Exercise objective
Copy all lines holding the word "Dietary" from the entries.

[Extracted data entries]
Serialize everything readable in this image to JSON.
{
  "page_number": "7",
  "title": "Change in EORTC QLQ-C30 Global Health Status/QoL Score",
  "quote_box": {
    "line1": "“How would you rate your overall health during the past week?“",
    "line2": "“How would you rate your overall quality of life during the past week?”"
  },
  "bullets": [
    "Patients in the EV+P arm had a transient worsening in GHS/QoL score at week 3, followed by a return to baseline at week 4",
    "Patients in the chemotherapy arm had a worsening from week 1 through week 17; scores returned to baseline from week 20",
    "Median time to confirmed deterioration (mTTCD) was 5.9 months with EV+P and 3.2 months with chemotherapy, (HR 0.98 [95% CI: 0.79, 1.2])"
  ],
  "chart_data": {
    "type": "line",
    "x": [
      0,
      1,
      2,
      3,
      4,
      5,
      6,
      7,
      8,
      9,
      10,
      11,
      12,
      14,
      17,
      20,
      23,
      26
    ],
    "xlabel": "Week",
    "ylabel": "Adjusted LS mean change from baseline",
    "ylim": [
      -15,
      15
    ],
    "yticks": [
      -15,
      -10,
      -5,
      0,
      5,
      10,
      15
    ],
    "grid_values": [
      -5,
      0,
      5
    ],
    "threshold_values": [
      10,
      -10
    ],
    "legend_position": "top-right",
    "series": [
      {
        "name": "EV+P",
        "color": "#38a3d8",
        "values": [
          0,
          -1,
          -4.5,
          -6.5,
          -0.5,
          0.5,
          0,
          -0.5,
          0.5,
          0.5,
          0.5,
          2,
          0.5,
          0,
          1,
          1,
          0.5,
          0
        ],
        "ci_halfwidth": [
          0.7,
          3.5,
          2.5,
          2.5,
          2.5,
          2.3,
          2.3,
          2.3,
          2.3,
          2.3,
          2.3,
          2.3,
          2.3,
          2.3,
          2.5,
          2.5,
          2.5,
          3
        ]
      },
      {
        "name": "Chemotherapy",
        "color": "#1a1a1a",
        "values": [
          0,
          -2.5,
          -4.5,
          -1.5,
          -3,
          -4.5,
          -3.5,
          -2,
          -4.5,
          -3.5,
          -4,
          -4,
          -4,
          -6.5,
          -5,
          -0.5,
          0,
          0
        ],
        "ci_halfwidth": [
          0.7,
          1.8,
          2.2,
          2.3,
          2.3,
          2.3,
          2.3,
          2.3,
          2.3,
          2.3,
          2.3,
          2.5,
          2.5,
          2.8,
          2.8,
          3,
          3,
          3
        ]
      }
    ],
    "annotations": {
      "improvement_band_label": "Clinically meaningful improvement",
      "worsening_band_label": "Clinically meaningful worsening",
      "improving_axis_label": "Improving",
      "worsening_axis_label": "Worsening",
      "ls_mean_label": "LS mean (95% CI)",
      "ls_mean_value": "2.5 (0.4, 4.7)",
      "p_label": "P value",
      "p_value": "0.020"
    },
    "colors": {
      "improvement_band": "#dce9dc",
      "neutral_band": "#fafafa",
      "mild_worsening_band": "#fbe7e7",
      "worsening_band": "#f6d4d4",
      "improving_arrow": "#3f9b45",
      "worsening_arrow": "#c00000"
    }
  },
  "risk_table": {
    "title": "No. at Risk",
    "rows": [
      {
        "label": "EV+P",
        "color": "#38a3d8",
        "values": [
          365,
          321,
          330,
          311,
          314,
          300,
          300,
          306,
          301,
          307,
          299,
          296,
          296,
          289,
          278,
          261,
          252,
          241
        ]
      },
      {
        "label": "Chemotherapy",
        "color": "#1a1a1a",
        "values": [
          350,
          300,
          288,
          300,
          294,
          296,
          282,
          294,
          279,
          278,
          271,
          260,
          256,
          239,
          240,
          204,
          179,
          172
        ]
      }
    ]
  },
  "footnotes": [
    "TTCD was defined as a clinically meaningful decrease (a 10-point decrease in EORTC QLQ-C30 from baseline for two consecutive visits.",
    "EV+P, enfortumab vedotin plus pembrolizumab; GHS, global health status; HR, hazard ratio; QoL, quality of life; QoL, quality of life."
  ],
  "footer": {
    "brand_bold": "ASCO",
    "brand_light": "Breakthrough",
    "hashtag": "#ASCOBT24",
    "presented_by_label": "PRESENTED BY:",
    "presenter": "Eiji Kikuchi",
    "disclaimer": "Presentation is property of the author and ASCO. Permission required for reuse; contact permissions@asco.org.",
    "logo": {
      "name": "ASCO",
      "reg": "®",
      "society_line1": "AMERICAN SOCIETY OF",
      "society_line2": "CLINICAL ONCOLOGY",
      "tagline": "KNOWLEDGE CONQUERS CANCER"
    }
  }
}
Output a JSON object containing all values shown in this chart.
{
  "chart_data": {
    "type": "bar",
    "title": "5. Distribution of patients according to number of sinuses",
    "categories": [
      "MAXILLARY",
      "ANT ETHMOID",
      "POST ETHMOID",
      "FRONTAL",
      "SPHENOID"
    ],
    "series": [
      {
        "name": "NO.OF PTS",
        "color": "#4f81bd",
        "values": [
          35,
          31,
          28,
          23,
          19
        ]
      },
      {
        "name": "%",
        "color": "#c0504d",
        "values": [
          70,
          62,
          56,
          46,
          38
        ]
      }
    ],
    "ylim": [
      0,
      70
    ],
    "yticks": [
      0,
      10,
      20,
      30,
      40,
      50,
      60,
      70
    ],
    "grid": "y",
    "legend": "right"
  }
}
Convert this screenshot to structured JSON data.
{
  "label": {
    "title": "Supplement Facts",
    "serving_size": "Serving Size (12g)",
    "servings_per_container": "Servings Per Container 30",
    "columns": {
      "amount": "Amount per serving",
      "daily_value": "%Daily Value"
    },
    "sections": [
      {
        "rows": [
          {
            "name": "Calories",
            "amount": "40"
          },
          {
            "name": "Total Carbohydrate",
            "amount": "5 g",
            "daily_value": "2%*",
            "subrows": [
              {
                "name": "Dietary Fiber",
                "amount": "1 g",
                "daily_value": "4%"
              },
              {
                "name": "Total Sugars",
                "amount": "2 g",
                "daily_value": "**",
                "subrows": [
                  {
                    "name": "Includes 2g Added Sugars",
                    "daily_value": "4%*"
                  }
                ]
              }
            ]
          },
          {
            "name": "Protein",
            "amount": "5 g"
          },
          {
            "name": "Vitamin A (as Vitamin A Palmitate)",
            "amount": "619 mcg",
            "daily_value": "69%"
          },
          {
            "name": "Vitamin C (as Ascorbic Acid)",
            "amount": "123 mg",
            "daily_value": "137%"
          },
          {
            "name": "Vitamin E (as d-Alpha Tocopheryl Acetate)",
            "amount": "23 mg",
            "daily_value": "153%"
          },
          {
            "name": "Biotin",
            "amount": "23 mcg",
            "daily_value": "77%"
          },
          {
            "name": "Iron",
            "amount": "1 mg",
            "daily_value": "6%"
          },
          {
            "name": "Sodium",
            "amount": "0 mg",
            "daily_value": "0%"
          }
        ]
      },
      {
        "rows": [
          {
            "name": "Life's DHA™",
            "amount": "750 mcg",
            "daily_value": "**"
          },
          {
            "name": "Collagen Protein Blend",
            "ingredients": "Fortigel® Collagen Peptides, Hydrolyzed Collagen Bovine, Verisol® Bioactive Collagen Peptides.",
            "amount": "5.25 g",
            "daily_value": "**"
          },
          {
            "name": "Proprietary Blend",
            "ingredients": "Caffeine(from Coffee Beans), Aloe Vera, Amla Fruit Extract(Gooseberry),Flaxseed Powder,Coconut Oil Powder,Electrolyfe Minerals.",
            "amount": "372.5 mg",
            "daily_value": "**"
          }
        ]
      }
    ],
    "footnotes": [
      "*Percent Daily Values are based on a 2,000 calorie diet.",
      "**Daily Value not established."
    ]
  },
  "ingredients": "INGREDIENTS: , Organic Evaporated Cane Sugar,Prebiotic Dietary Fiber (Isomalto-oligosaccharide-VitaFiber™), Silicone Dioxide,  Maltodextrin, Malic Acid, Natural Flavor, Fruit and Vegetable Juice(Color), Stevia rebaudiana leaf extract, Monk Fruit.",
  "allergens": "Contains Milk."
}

Solution to this problem
                "name": "Dietary Fiber",
  "ingredients": "INGREDIENTS: , Organic Evaporated Cane Sugar,Prebiotic Dietary Fiber (Isomalto-oligosaccharide-VitaFiber™), Silicone Dioxide,  Maltodextrin, Malic Acid, Natural Flavor, Fruit and Vegetable Juice(Color), Stevia rebaudiana leaf extract, Monk Fruit.",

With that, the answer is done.